[Stored entries]
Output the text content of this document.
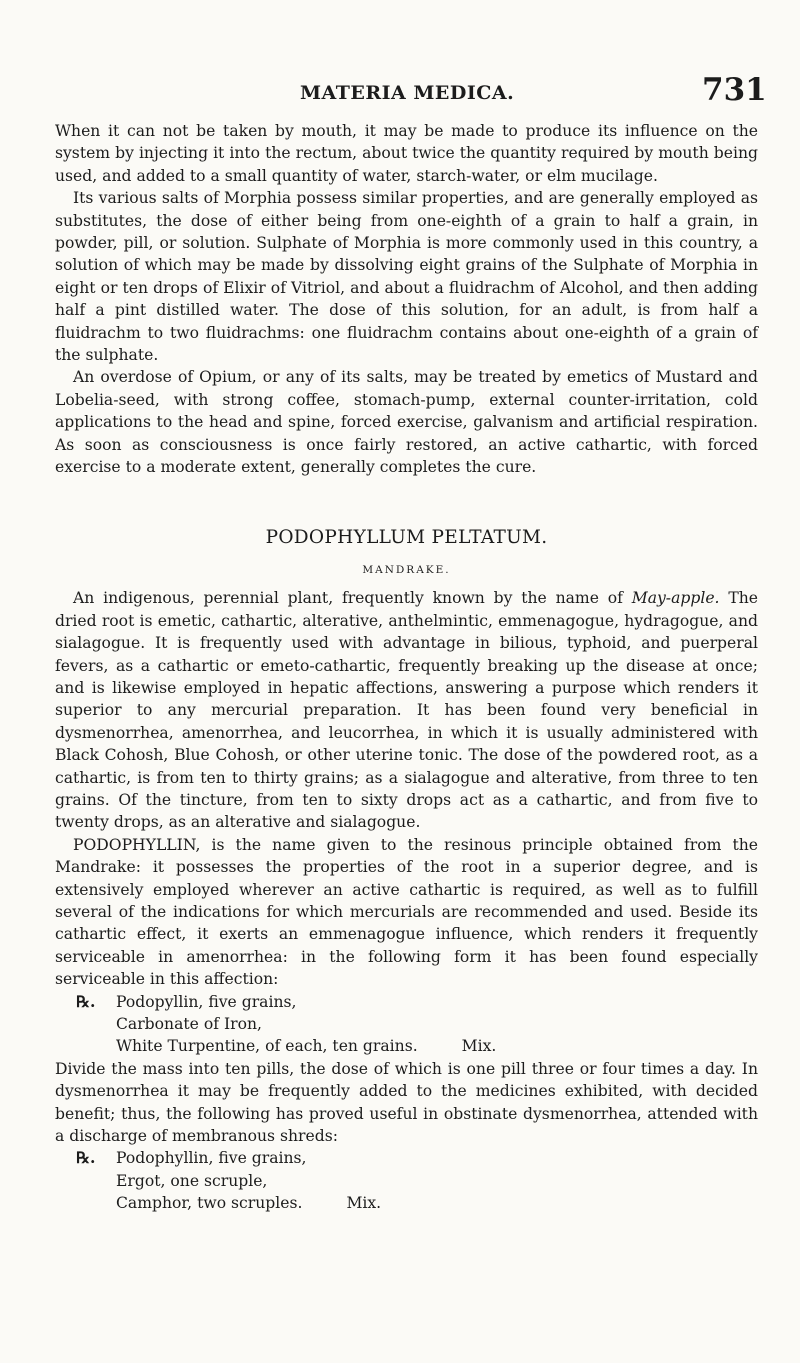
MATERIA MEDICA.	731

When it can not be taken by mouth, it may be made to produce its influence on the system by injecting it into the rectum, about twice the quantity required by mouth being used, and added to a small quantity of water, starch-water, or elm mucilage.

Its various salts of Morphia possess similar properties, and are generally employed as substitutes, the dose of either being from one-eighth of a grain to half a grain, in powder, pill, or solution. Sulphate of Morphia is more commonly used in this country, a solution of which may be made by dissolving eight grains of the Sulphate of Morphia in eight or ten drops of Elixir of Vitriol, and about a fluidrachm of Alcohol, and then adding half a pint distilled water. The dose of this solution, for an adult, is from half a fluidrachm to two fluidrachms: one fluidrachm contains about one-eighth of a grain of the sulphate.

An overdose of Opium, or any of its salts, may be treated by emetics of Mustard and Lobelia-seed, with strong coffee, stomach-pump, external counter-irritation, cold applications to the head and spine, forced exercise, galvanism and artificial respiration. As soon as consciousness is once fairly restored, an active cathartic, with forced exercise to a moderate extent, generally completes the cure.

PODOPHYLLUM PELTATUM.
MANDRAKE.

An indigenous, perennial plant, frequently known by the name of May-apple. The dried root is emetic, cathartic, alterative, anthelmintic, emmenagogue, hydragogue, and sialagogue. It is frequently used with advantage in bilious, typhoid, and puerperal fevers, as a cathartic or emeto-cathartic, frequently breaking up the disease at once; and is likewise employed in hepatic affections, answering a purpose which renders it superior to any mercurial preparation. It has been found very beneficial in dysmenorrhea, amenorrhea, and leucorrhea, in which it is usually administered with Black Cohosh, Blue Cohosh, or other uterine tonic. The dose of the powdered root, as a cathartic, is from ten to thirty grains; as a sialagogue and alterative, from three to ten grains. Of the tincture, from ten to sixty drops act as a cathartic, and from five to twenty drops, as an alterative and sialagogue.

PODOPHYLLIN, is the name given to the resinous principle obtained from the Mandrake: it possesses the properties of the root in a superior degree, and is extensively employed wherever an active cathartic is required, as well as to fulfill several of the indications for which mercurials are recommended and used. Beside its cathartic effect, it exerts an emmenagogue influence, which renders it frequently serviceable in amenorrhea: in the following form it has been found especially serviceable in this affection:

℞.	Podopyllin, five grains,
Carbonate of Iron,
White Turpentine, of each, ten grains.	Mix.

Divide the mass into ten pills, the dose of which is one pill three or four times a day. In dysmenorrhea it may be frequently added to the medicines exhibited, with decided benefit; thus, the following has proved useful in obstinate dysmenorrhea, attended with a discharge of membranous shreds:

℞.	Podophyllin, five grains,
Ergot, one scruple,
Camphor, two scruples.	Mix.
...
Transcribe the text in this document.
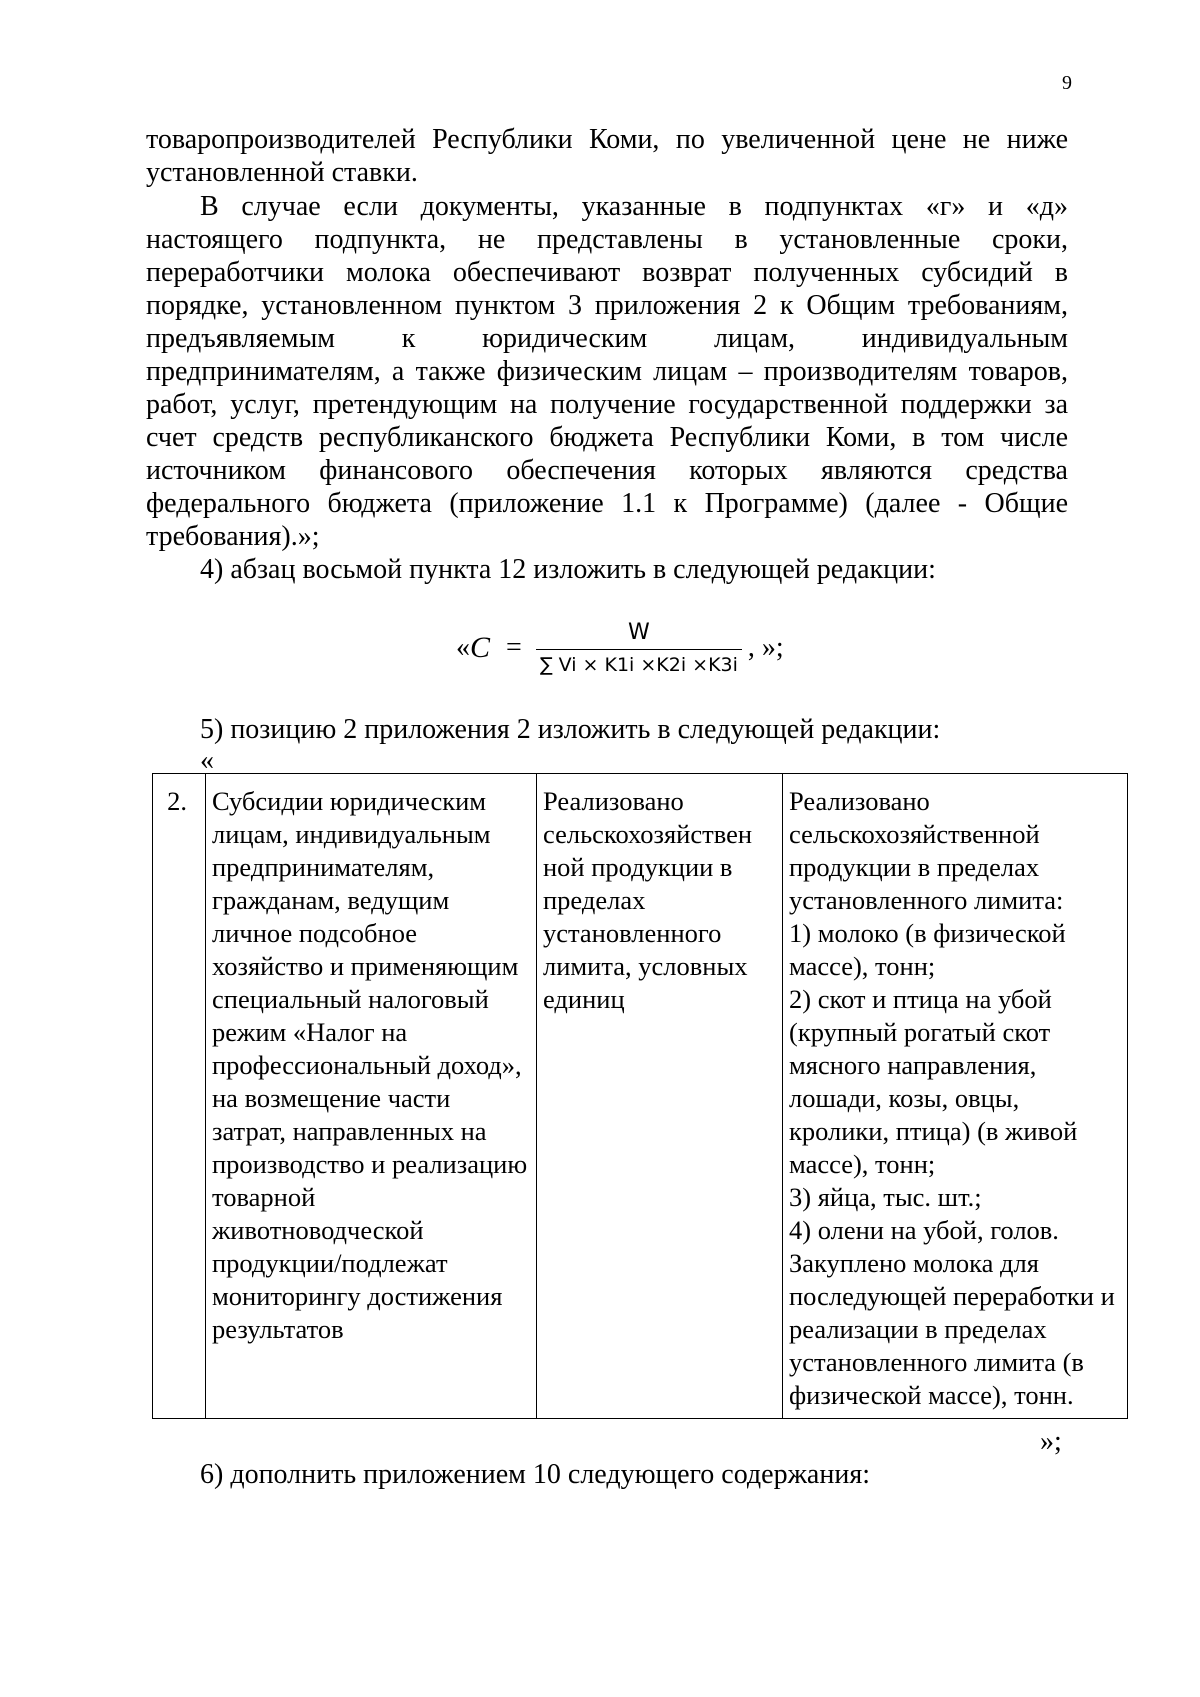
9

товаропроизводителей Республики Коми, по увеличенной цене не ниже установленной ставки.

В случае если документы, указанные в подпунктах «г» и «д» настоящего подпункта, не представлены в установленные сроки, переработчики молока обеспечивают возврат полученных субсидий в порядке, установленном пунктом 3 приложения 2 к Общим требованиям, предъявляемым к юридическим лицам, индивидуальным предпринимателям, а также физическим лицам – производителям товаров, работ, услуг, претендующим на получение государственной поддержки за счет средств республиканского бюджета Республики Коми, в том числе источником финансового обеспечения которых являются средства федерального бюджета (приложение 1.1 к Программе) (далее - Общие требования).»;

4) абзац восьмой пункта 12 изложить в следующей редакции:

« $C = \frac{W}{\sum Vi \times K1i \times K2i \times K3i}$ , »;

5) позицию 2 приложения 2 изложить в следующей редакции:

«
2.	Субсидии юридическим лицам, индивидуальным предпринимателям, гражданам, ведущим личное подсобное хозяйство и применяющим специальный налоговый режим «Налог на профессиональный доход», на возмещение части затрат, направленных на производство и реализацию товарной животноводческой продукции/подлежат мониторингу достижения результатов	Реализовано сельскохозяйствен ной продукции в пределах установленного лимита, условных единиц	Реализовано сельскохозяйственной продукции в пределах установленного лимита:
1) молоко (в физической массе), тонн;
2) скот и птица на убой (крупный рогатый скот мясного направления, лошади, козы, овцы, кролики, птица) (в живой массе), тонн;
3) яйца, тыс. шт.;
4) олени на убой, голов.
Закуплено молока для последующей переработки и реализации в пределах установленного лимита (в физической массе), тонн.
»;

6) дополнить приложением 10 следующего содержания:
==
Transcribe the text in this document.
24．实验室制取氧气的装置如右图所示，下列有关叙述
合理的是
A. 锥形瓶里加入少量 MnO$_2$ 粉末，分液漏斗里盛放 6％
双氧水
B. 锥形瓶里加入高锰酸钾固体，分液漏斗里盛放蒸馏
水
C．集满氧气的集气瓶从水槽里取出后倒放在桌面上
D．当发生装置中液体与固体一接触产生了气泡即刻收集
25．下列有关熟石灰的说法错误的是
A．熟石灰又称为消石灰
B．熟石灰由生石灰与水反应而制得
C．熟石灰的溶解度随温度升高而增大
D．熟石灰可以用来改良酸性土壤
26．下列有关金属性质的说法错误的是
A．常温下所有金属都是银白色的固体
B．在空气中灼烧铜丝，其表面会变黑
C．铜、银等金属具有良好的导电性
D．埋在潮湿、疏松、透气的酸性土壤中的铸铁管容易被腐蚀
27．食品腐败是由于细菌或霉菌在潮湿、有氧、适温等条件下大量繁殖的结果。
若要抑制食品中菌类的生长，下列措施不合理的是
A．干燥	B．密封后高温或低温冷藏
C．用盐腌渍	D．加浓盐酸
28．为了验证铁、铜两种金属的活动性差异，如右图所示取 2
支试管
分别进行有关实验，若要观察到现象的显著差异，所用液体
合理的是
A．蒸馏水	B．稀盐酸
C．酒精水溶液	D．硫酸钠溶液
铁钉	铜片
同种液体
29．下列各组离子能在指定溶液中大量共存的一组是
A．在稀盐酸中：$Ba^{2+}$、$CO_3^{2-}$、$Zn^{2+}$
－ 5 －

> **WRITTEN REQUEST**
Provide only the count of lines in the data above that include the string "редакции".

> **RESPONSE**
2